--- Exercise instructions ---
All of the entries must be reproduced exactly, with no images carried over.

--- Data shown ---
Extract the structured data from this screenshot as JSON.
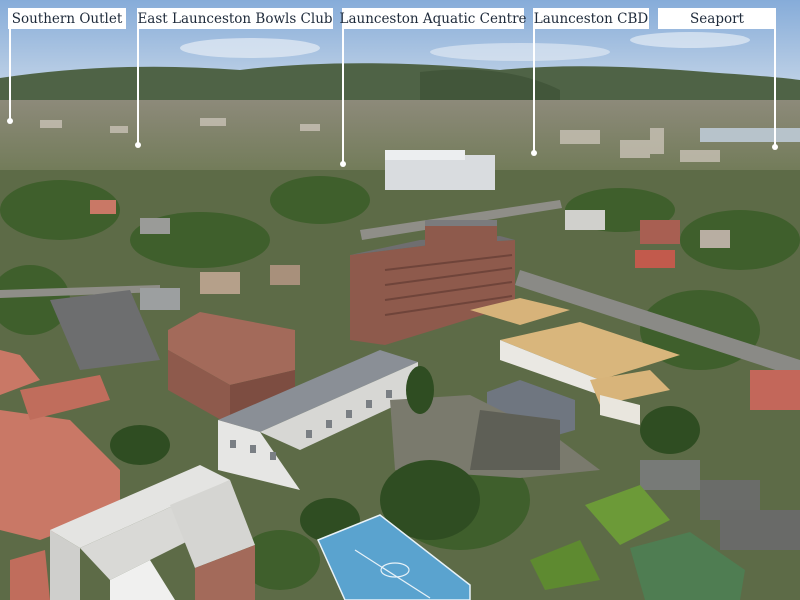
{
  "labels": [
    {
      "name": "Southern Outlet"
    },
    {
      "name": "East Launceston Bowls Club"
    },
    {
      "name": "Launceston Aquatic Centre"
    },
    {
      "name": "Launceston CBD"
    },
    {
      "name": "Seaport"
    }
  ],
  "colors": {
    "sky": "#a9c6e6",
    "hills": "#4f6346",
    "foliage": "#3f5f2c",
    "roof_terracotta": "#c97866",
    "building_brick": "#8e5a4c",
    "court_blue": "#5aa3cf",
    "label_background": "#ffffff",
    "label_text": "#1e2a3a"
  }
}
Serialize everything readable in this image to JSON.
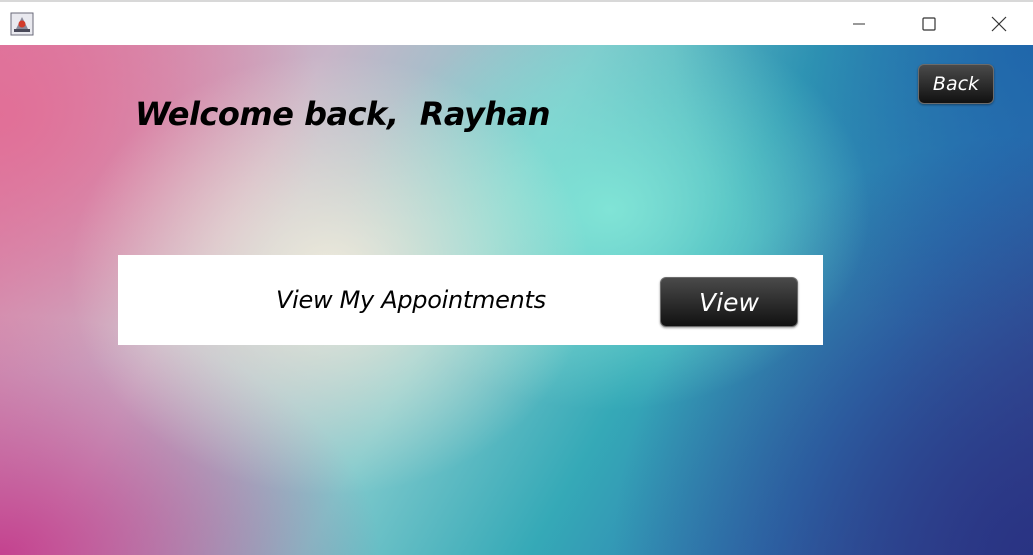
{
  "window": {
    "title": "",
    "controls": {
      "minimize_icon": "minimize-icon",
      "maximize_icon": "maximize-icon",
      "close_icon": "close-icon"
    },
    "app_icon": "java-app-icon"
  },
  "main": {
    "welcome_text": "Welcome back,  Rayhan",
    "back_label": "Back",
    "appointments": {
      "label": "View My Appointments",
      "button_label": "View"
    }
  },
  "colors": {
    "button_bg": "#1a1a1a",
    "button_text": "#ffffff",
    "card_bg": "#ffffff"
  }
}
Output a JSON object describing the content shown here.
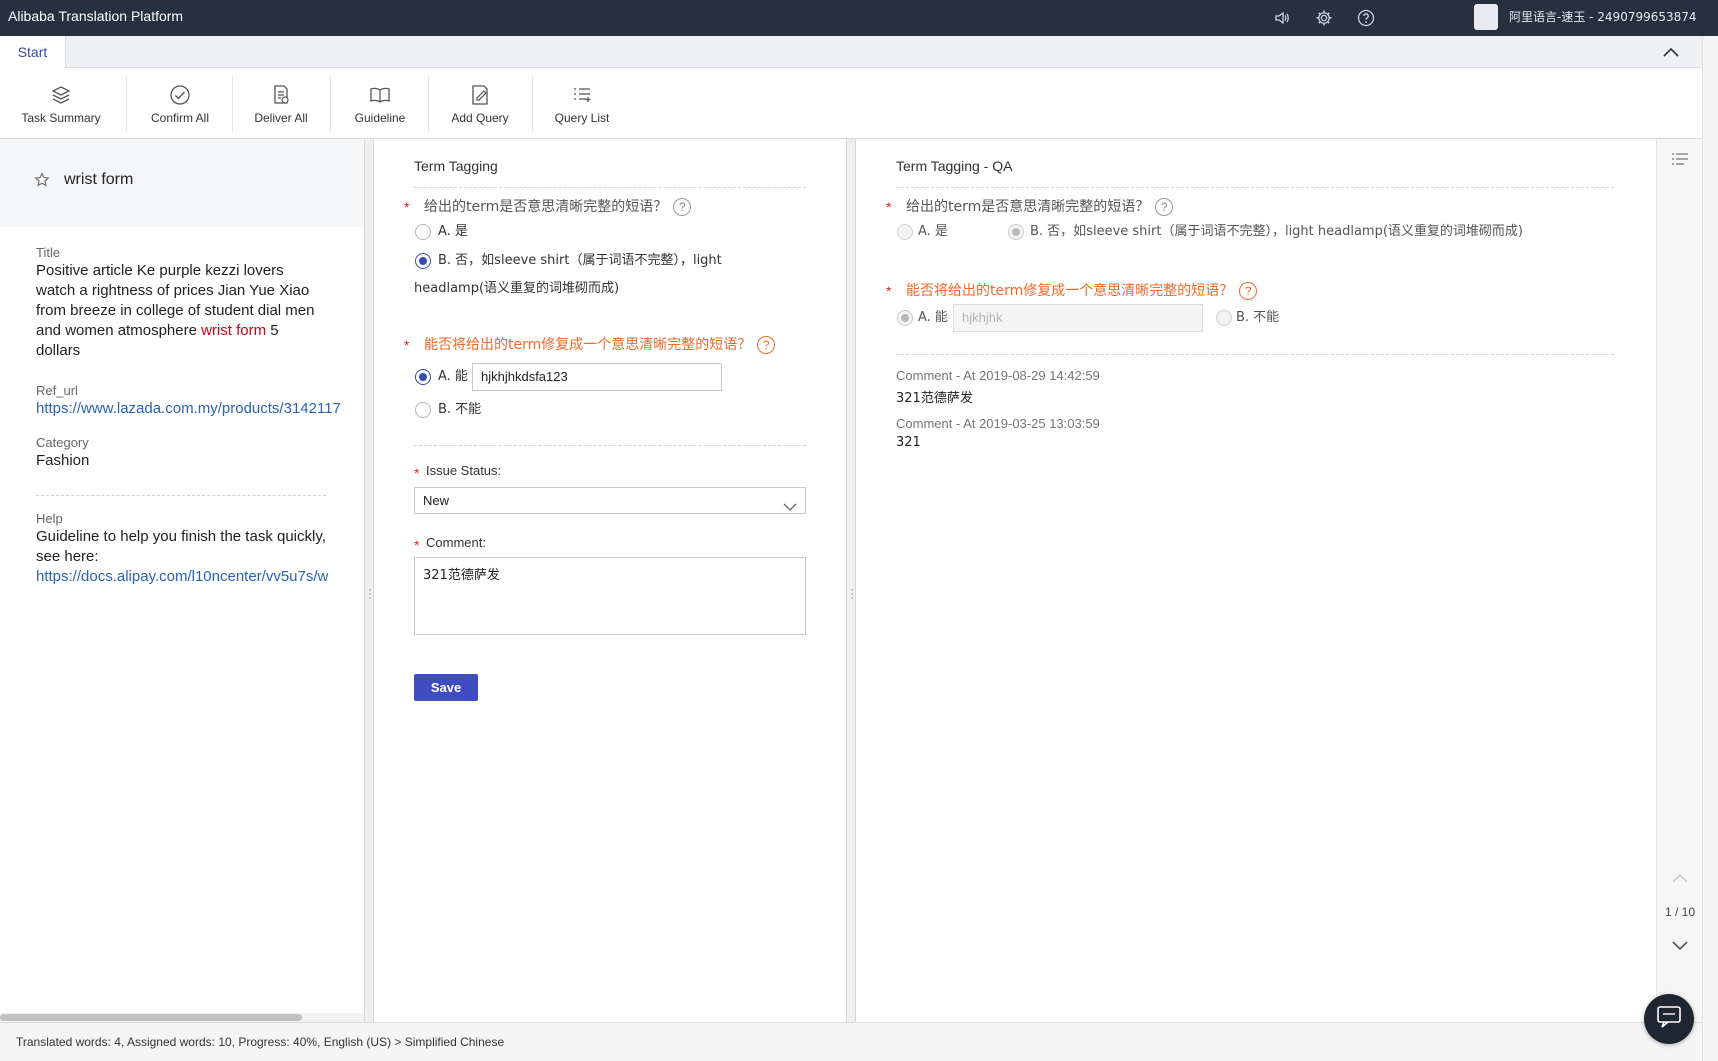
{
  "app": {
    "title": "Alibaba Translation Platform",
    "user": "阿里语言-速玉 - 2490799653874"
  },
  "tabs": {
    "start": "Start"
  },
  "toolbar": {
    "task_summary": "Task Summary",
    "confirm_all": "Confirm All",
    "deliver_all": "Deliver All",
    "guideline": "Guideline",
    "add_query": "Add Query",
    "query_list": "Query List"
  },
  "left": {
    "term": "wrist form",
    "title_label": "Title",
    "title_text": "Positive article Ke purple kezzi lovers watch a rightness of prices Jian Yue Xiao from breeze in college of student dial men and women atmosphere",
    "title_highlight": "wrist form",
    "title_suffix": "5 dollars",
    "ref_url_label": "Ref_url",
    "ref_url": "https://www.lazada.com.my/products/3142117",
    "category_label": "Category",
    "category": "Fashion",
    "help_label": "Help",
    "help_text": "Guideline to help you finish the task quickly, see here:",
    "help_url": "https://docs.alipay.com/l10ncenter/vv5u7s/w"
  },
  "mid": {
    "section_title": "Term Tagging",
    "q1": "给出的term是否意思清晰完整的短语？",
    "q1_a": "A. 是",
    "q1_b_line1": "B. 否，如sleeve shirt（属于词语不完整），light",
    "q1_b_line2": "headlamp(语义重复的词堆砌而成)",
    "q2": "能否将给出的term修复成一个意思清晰完整的短语？",
    "q2_a": "A. 能",
    "q2_a_value": "hjkhjhkdsfa123",
    "q2_b": "B. 不能",
    "issue_status_label": "Issue Status:",
    "issue_status_value": "New",
    "comment_label": "Comment:",
    "comment_value": "321范德萨发",
    "save": "Save"
  },
  "right": {
    "section_title": "Term Tagging - QA",
    "q1": "给出的term是否意思清晰完整的短语？",
    "q1_a": "A. 是",
    "q1_b": "B. 否，如sleeve shirt（属于词语不完整），light headlamp(语义重复的词堆砌而成)",
    "q2": "能否将给出的term修复成一个意思清晰完整的短语？",
    "q2_a": "A. 能",
    "q2_a_value": "hjkhjhk",
    "q2_b": "B. 不能",
    "comments": [
      {
        "meta": "Comment - At 2019-08-29 14:42:59",
        "text": "321范德萨发"
      },
      {
        "meta": "Comment - At 2019-03-25 13:03:59",
        "text": "321"
      }
    ]
  },
  "pager": "1 / 10",
  "status": "Translated words: 4, Assigned words: 10, Progress: 40%, English (US) > Simplified Chinese",
  "colors": {
    "topbar": "#26303e",
    "primary": "#3f4dc0",
    "warning": "#f06a2a",
    "highlight": "#d0021b",
    "link": "#2a63b8"
  }
}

--- The solution ---
Extract the structured data from this screenshot as JSON.
{
  "labels": [
    {
      "name": "Southern Outlet"
    },
    {
      "name": "East Launceston Bowls Club"
    },
    {
      "name": "Launceston Aquatic Centre"
    },
    {
      "name": "Launceston CBD"
    },
    {
      "name": "Seaport"
    }
  ],
  "colors": {
    "sky": "#a9c6e6",
    "hills": "#4f6346",
    "foliage": "#3f5f2c",
    "roof_terracotta": "#c97866",
    "building_brick": "#8e5a4c",
    "court_blue": "#5aa3cf",
    "label_background": "#ffffff",
    "label_text": "#1e2a3a"
  }
}
Serialize everything readable in this image to JSON.
{
  "window": {
    "title": "",
    "controls": {
      "minimize_icon": "minimize-icon",
      "maximize_icon": "maximize-icon",
      "close_icon": "close-icon"
    },
    "app_icon": "java-app-icon"
  },
  "main": {
    "welcome_text": "Welcome back,  Rayhan",
    "back_label": "Back",
    "appointments": {
      "label": "View My Appointments",
      "button_label": "View"
    }
  },
  "colors": {
    "button_bg": "#1a1a1a",
    "button_text": "#ffffff",
    "card_bg": "#ffffff"
  }
}
Output a JSON object describing the content shown here.
{
  "app": {
    "title": "Alibaba Translation Platform",
    "user": "阿里语言-速玉 - 2490799653874"
  },
  "tabs": {
    "start": "Start"
  },
  "toolbar": {
    "task_summary": "Task Summary",
    "confirm_all": "Confirm All",
    "deliver_all": "Deliver All",
    "guideline": "Guideline",
    "add_query": "Add Query",
    "query_list": "Query List"
  },
  "left": {
    "term": "wrist form",
    "title_label": "Title",
    "title_text": "Positive article Ke purple kezzi lovers watch a rightness of prices Jian Yue Xiao from breeze in college of student dial men and women atmosphere",
    "title_highlight": "wrist form",
    "title_suffix": "5 dollars",
    "ref_url_label": "Ref_url",
    "ref_url": "https://www.lazada.com.my/products/3142117",
    "category_label": "Category",
    "category": "Fashion",
    "help_label": "Help",
    "help_text": "Guideline to help you finish the task quickly, see here:",
    "help_url": "https://docs.alipay.com/l10ncenter/vv5u7s/w"
  },
  "mid": {
    "section_title": "Term Tagging",
    "q1": "给出的term是否意思清晰完整的短语？",
    "q1_a": "A. 是",
    "q1_b_line1": "B. 否，如sleeve shirt（属于词语不完整），light",
    "q1_b_line2": "headlamp(语义重复的词堆砌而成)",
    "q2": "能否将给出的term修复成一个意思清晰完整的短语？",
    "q2_a": "A. 能",
    "q2_a_value": "hjkhjhkdsfa123",
    "q2_b": "B. 不能",
    "issue_status_label": "Issue Status:",
    "issue_status_value": "New",
    "comment_label": "Comment:",
    "comment_value": "321范德萨发",
    "save": "Save"
  },
  "right": {
    "section_title": "Term Tagging - QA",
    "q1": "给出的term是否意思清晰完整的短语？",
    "q1_a": "A. 是",
    "q1_b": "B. 否，如sleeve shirt（属于词语不完整），light headlamp(语义重复的词堆砌而成)",
    "q2": "能否将给出的term修复成一个意思清晰完整的短语？",
    "q2_a": "A. 能",
    "q2_a_value": "hjkhjhk",
    "q2_b": "B. 不能",
    "comments": [
      {
        "meta": "Comment - At 2019-08-29 14:42:59",
        "text": "321范德萨发"
      },
      {
        "meta": "Comment - At 2019-03-25 13:03:59",
        "text": "321"
      }
    ]
  },
  "pager": "1 / 10",
  "status": "Translated words: 4, Assigned words: 10, Progress: 40%, English (US) > Simplified Chinese",
  "colors": {
    "topbar": "#26303e",
    "primary": "#3f4dc0",
    "warning": "#f06a2a",
    "highlight": "#d0021b",
    "link": "#2a63b8"
  }
}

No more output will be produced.